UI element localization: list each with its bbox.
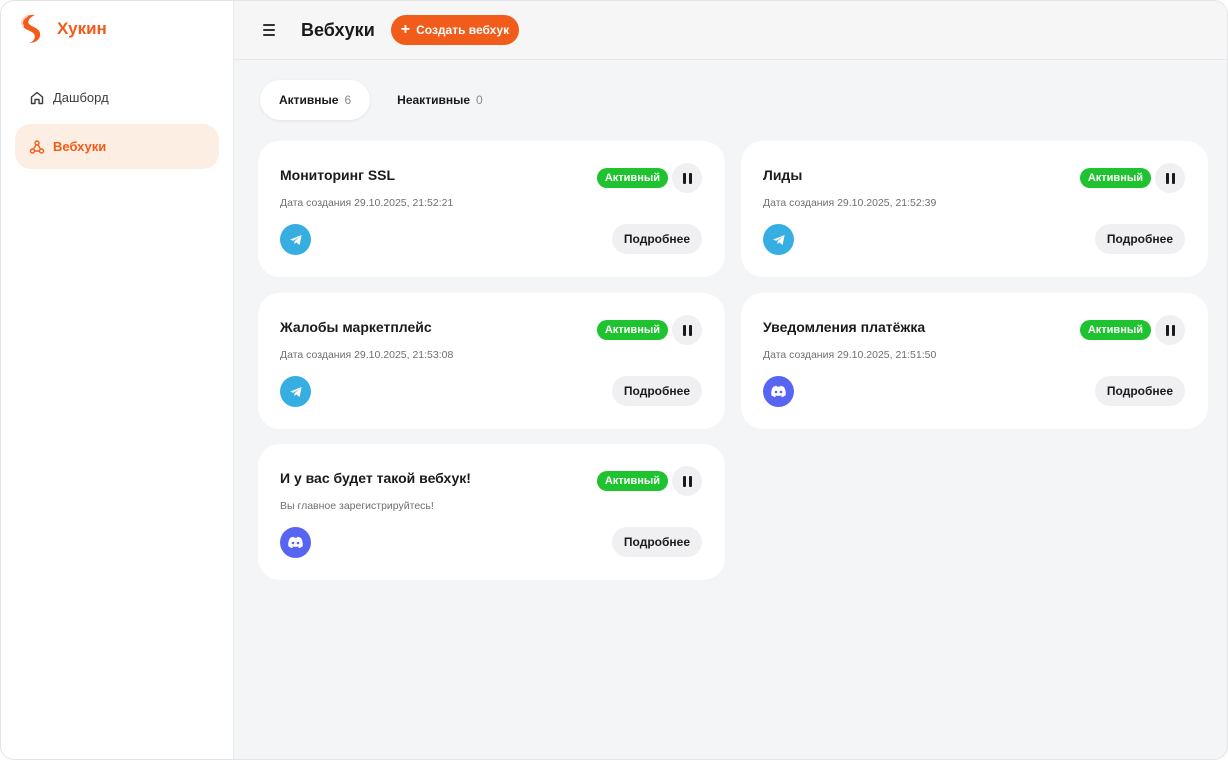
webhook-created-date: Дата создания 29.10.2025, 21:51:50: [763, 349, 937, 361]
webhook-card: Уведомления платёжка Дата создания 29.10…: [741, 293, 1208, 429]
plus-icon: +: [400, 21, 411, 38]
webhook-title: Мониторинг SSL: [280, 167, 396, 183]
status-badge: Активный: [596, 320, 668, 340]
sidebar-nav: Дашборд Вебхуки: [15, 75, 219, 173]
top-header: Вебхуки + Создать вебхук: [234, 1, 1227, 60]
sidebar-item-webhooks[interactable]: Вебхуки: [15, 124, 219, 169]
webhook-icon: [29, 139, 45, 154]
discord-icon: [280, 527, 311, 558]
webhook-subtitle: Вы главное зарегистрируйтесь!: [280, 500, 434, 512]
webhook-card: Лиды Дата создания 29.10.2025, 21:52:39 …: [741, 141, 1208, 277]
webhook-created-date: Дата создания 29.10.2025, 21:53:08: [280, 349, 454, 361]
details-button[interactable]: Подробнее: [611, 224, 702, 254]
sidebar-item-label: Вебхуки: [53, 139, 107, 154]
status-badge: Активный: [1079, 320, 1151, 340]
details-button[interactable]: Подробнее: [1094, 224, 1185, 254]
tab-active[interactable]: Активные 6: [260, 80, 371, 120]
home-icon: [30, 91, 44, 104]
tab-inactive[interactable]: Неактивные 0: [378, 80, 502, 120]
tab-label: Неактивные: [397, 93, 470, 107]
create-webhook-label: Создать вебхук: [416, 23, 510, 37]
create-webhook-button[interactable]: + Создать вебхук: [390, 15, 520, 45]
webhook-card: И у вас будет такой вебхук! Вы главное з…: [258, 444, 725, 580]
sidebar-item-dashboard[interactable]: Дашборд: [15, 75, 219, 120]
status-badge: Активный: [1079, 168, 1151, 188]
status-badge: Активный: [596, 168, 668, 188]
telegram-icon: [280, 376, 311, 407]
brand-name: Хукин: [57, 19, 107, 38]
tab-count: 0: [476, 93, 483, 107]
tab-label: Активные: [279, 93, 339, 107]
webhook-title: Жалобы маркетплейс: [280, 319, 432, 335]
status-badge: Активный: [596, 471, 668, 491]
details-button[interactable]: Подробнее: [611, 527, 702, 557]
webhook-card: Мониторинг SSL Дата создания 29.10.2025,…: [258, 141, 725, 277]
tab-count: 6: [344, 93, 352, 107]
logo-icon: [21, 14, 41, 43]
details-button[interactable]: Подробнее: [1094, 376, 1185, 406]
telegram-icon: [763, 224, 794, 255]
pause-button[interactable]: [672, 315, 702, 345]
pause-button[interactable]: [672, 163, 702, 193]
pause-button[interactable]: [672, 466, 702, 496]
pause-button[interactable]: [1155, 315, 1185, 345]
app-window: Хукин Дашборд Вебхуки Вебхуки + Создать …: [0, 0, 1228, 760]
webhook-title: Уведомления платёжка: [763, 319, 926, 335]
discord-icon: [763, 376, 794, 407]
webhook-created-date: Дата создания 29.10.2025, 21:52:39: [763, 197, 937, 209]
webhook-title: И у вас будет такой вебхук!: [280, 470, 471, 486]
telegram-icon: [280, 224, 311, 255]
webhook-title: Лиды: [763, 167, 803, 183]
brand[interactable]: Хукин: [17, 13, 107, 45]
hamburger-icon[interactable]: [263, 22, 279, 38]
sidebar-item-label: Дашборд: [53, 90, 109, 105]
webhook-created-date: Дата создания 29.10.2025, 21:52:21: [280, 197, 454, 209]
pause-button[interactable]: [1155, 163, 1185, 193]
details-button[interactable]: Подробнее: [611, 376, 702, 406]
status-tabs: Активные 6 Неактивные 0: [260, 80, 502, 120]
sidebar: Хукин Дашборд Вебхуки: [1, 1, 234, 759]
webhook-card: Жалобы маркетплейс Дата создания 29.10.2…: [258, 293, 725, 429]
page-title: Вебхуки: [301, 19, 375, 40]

* * *

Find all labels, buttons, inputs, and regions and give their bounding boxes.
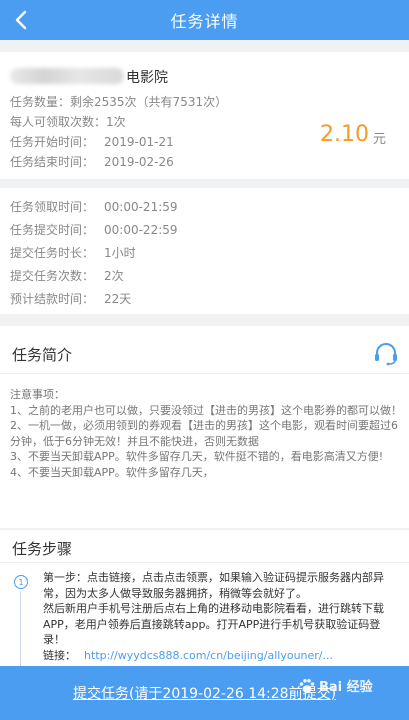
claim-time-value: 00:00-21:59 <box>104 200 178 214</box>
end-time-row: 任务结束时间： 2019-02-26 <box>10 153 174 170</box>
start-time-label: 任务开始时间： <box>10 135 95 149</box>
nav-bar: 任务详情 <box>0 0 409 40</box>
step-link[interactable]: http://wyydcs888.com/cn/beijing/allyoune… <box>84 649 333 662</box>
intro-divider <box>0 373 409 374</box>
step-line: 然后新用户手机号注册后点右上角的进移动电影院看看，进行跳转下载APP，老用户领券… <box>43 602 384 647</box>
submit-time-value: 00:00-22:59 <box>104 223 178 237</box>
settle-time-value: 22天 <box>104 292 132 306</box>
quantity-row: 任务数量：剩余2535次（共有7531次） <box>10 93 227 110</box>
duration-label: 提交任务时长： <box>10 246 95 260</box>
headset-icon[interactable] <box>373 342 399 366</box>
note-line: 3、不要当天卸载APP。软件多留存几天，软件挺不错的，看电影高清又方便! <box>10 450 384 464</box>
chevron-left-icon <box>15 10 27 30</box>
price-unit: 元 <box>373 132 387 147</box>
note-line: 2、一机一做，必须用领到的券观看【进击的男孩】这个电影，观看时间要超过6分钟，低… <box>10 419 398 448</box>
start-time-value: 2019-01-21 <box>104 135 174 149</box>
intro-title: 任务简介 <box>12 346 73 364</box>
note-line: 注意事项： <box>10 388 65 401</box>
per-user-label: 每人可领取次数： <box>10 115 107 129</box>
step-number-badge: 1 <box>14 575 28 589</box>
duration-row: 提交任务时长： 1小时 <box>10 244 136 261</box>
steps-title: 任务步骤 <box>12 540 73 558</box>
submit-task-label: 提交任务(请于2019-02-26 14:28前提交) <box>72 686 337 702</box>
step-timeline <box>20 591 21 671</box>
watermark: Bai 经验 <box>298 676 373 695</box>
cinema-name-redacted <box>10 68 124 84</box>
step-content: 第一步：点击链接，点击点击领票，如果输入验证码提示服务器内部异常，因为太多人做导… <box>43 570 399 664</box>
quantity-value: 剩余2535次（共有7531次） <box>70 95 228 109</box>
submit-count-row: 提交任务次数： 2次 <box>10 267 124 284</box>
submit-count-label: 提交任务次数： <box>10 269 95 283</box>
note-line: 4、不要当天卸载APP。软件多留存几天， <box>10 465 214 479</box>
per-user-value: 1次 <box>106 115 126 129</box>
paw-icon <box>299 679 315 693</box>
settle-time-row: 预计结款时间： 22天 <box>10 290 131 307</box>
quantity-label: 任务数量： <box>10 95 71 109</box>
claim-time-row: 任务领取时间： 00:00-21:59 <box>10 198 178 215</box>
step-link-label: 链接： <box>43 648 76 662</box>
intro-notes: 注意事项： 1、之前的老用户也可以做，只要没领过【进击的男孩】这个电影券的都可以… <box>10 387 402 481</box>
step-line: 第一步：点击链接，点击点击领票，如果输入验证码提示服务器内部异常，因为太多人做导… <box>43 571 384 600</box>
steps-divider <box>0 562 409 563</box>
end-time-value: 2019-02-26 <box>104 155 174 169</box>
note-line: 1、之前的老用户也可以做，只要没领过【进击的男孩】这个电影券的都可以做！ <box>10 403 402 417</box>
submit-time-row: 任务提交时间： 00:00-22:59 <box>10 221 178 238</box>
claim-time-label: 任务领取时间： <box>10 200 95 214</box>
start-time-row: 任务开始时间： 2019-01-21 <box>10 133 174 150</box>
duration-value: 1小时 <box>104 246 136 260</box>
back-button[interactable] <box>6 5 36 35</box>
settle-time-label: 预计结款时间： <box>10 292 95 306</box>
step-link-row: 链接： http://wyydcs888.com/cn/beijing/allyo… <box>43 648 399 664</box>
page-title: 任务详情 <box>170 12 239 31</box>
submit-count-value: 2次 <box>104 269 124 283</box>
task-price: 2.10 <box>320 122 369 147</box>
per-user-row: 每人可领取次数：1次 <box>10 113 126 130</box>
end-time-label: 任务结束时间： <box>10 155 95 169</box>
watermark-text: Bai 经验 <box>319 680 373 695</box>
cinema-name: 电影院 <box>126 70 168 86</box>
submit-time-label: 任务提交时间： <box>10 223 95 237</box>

--

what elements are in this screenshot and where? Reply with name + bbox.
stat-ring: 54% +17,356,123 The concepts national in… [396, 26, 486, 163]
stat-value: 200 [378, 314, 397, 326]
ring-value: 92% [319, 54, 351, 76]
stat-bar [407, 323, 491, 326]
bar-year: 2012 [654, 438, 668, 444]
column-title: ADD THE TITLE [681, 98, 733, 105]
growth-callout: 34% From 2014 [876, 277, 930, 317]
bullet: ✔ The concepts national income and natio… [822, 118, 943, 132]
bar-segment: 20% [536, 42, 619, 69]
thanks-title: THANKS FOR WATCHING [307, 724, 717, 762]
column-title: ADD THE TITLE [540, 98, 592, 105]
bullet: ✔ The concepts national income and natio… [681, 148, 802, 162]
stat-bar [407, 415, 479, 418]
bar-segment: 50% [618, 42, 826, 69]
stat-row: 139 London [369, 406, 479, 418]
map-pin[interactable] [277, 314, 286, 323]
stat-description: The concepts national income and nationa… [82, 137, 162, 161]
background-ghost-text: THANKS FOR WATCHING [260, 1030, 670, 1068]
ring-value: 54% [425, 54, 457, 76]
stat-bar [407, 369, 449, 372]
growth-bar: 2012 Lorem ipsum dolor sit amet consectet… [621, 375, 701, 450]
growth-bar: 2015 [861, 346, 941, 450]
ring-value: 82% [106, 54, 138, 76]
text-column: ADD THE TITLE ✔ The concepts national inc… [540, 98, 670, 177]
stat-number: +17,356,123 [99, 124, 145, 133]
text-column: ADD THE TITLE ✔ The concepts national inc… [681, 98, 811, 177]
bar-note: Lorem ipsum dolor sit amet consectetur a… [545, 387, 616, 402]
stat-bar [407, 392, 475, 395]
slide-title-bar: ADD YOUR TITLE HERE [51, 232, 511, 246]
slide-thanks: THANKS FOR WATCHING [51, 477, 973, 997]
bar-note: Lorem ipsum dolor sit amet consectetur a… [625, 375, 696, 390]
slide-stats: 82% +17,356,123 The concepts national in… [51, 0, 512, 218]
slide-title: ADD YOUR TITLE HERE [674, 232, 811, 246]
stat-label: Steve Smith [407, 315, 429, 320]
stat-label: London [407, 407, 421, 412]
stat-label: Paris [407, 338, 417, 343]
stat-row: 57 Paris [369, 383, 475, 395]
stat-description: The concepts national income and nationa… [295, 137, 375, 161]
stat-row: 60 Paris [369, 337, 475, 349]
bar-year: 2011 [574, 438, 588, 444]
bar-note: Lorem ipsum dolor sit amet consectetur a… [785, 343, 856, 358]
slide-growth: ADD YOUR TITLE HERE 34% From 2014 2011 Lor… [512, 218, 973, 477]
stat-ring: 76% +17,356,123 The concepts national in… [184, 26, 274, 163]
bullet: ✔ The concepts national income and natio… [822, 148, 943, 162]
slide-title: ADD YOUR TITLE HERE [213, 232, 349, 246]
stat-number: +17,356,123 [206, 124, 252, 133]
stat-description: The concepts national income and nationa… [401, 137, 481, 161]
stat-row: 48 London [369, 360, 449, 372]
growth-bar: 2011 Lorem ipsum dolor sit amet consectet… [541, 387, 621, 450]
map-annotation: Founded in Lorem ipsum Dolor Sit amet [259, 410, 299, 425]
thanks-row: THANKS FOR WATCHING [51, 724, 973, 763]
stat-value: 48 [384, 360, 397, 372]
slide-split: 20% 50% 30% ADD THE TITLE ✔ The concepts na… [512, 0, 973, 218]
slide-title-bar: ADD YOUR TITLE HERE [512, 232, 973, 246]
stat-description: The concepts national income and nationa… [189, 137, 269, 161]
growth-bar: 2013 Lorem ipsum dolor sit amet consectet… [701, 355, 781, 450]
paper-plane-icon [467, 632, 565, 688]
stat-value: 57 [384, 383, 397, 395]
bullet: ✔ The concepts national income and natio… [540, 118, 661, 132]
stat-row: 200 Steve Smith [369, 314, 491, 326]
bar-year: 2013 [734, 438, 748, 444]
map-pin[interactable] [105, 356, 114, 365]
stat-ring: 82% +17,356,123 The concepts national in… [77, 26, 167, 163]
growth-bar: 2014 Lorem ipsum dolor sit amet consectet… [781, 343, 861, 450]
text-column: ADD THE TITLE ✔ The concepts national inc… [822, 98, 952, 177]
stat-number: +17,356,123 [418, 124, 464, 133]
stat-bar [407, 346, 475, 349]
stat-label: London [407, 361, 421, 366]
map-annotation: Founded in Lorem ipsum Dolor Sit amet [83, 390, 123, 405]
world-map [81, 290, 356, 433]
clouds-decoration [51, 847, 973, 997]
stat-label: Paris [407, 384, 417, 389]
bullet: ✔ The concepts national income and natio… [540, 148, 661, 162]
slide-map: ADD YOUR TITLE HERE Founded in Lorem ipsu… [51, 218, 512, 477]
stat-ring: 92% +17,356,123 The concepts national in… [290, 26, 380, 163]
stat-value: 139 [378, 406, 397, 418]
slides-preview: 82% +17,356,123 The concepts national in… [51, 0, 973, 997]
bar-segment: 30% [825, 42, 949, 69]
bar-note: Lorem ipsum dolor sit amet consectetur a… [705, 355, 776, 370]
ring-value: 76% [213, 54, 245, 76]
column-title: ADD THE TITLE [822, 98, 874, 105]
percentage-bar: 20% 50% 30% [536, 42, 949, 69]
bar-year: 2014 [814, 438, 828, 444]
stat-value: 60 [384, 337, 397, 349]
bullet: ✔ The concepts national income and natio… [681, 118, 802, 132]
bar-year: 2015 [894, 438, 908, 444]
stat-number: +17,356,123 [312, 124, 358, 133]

* **Problem**
Edit the lines of the items above from the one containing "what elements are" through the one containing "growth-bar: 2012 Lorem": swap "stat-bar" for "stat-track" and leave everything else untouched. Give back only those lines.

* **Output**
what elements are in this screenshot and where? Reply with name + bbox.
stat-ring: 54% +17,356,123 The concepts national in… [396, 26, 486, 163]
stat-value: 200 [378, 314, 397, 326]
ring-value: 92% [319, 54, 351, 76]
stat-track [407, 323, 491, 326]
bar-year: 2012 [654, 438, 668, 444]
column-title: ADD THE TITLE [681, 98, 733, 105]
growth-callout: 34% From 2014 [876, 277, 930, 317]
bullet: ✔ The concepts national income and natio… [822, 118, 943, 132]
bar-segment: 20% [536, 42, 619, 69]
thanks-title: THANKS FOR WATCHING [307, 724, 717, 762]
column-title: ADD THE TITLE [540, 98, 592, 105]
bullet: ✔ The concepts national income and natio… [681, 148, 802, 162]
stat-track [407, 415, 479, 418]
bar-segment: 50% [618, 42, 826, 69]
stat-row: 139 London [369, 406, 479, 418]
map-pin[interactable] [277, 314, 286, 323]
stat-description: The concepts national income and nationa… [82, 137, 162, 161]
background-ghost-text: THANKS FOR WATCHING [260, 1030, 670, 1068]
ring-value: 54% [425, 54, 457, 76]
stat-track [407, 369, 449, 372]
growth-bar: 2012 Lorem ipsum dolor sit amet consectet… [621, 375, 701, 450]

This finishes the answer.